◆ SUPPLIED DATA

------------------------------------------------------------

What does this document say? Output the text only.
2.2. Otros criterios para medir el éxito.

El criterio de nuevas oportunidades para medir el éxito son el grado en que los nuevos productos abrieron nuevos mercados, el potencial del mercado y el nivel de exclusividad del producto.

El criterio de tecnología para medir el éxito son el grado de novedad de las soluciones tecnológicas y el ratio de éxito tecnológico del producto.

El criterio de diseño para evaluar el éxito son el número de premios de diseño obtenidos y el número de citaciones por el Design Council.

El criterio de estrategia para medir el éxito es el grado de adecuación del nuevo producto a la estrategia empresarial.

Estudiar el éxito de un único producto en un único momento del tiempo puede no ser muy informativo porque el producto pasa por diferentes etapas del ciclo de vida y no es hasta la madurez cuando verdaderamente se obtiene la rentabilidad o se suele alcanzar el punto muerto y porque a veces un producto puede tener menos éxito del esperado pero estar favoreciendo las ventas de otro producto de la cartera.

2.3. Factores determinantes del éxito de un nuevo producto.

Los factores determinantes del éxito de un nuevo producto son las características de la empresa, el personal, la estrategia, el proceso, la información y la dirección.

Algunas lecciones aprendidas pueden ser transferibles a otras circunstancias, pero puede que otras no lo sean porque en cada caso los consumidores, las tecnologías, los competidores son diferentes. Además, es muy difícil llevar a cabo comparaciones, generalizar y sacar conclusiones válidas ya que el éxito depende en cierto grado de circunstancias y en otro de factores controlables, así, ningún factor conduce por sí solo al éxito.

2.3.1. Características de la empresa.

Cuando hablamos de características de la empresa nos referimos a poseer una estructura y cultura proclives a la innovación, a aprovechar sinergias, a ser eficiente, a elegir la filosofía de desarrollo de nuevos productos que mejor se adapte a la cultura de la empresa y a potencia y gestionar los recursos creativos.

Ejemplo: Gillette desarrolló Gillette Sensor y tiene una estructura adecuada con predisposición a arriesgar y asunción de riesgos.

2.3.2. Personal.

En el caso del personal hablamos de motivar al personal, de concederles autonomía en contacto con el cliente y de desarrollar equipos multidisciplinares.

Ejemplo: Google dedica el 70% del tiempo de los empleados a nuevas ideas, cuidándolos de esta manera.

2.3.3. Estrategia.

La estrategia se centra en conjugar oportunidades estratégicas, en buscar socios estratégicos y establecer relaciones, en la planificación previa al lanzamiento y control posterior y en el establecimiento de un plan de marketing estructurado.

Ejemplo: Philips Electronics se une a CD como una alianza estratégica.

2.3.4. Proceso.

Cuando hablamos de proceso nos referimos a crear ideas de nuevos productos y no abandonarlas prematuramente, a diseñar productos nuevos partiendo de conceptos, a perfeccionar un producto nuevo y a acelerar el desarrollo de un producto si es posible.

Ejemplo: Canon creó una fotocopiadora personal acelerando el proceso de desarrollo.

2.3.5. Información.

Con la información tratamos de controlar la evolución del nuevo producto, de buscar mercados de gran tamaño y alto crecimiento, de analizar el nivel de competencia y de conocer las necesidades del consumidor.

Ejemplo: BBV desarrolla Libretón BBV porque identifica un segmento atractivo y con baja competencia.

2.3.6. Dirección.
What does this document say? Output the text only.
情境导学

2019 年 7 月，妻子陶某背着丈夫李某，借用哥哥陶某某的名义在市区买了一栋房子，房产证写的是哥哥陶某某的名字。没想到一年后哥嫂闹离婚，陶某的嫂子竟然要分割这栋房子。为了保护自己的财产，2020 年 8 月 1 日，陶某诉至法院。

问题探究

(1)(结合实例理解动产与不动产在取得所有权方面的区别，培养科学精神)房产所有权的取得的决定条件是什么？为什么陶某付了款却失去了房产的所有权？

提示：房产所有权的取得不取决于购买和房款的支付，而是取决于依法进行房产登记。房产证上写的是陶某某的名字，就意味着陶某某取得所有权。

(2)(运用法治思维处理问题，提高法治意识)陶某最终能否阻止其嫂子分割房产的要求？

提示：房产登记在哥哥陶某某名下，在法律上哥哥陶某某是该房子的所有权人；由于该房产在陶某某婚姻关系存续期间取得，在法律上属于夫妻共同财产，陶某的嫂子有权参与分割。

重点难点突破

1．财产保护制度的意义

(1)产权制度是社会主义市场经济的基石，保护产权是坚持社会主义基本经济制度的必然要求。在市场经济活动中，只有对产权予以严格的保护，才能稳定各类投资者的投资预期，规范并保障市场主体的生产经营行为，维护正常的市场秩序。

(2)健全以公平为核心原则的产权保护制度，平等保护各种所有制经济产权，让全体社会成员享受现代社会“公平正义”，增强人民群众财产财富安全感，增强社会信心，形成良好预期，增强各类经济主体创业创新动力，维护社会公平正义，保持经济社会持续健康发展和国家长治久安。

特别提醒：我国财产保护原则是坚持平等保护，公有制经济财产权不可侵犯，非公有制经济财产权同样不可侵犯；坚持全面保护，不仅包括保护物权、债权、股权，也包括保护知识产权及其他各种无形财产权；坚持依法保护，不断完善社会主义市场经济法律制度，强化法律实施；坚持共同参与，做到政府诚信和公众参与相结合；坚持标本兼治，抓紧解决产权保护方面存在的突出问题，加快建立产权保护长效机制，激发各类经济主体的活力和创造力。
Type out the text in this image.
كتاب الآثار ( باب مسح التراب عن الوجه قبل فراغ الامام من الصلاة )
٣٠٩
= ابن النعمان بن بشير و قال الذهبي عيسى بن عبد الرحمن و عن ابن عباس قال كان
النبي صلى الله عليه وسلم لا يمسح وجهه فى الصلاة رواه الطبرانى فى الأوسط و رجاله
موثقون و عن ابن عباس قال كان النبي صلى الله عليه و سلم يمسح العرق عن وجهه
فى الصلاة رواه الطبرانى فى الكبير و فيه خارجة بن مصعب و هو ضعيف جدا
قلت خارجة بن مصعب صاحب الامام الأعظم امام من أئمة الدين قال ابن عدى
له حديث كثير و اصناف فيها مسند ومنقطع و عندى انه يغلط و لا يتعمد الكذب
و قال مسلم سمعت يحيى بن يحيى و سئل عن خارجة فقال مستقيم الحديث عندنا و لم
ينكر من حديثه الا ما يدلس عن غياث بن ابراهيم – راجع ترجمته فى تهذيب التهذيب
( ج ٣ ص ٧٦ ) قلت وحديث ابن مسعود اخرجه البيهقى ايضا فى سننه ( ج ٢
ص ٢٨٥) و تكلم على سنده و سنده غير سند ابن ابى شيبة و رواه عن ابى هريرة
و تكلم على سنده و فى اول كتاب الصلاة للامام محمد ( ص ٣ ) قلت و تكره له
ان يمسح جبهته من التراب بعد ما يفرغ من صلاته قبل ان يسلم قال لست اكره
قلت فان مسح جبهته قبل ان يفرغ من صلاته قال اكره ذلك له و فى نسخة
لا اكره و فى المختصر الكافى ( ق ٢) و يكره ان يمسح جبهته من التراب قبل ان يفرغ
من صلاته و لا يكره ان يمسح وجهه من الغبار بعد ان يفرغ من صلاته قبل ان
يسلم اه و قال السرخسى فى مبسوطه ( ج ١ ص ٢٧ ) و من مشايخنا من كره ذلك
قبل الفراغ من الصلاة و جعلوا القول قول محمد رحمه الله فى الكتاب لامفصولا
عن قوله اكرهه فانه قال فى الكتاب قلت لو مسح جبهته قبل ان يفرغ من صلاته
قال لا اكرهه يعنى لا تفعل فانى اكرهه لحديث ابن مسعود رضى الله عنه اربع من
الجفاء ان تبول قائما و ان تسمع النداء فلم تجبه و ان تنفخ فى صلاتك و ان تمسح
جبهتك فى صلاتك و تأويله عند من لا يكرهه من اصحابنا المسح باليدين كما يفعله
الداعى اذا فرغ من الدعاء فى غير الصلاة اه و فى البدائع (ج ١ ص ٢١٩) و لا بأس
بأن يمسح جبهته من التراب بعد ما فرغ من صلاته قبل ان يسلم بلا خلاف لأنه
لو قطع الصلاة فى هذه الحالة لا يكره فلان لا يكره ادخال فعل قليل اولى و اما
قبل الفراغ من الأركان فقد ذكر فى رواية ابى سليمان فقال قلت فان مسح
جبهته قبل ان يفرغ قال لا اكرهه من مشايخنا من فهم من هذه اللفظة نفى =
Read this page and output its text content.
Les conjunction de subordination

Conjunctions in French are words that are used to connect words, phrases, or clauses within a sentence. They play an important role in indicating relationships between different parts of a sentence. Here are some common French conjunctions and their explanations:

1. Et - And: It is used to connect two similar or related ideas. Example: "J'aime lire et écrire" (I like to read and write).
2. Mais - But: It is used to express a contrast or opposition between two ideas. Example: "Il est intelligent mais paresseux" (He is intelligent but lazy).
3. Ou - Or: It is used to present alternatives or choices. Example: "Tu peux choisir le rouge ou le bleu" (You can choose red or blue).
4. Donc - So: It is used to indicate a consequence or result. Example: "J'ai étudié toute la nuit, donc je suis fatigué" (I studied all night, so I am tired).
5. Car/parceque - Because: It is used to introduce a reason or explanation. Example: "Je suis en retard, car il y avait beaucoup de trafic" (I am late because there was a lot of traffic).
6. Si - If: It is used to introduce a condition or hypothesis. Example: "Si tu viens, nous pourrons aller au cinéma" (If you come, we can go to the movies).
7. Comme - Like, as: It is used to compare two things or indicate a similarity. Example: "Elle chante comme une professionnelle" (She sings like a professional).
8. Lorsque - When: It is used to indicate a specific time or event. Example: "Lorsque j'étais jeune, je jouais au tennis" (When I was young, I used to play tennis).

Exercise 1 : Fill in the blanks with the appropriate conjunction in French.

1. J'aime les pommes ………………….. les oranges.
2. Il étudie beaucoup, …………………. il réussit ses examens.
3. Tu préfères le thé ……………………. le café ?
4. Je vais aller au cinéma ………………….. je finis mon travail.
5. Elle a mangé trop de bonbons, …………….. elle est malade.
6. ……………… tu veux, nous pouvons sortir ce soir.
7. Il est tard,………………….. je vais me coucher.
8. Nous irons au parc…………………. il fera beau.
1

------------------------------------------------------------

◆ STATED TASK
Locate the word "وجهه" in the records above, and return each line that has it.

◆ FINAL RESULT
النبي صلى الله عليه وسلم لا يمسح وجهه فى الصلاة رواه الطبرانى فى الأوسط و رجاله
موثقون و عن ابن عباس قال كان النبي صلى الله عليه و سلم يمسح العرق عن وجهه
من صلاته و لا يكره ان يمسح وجهه من الغبار بعد ان يفرغ من صلاته قبل ان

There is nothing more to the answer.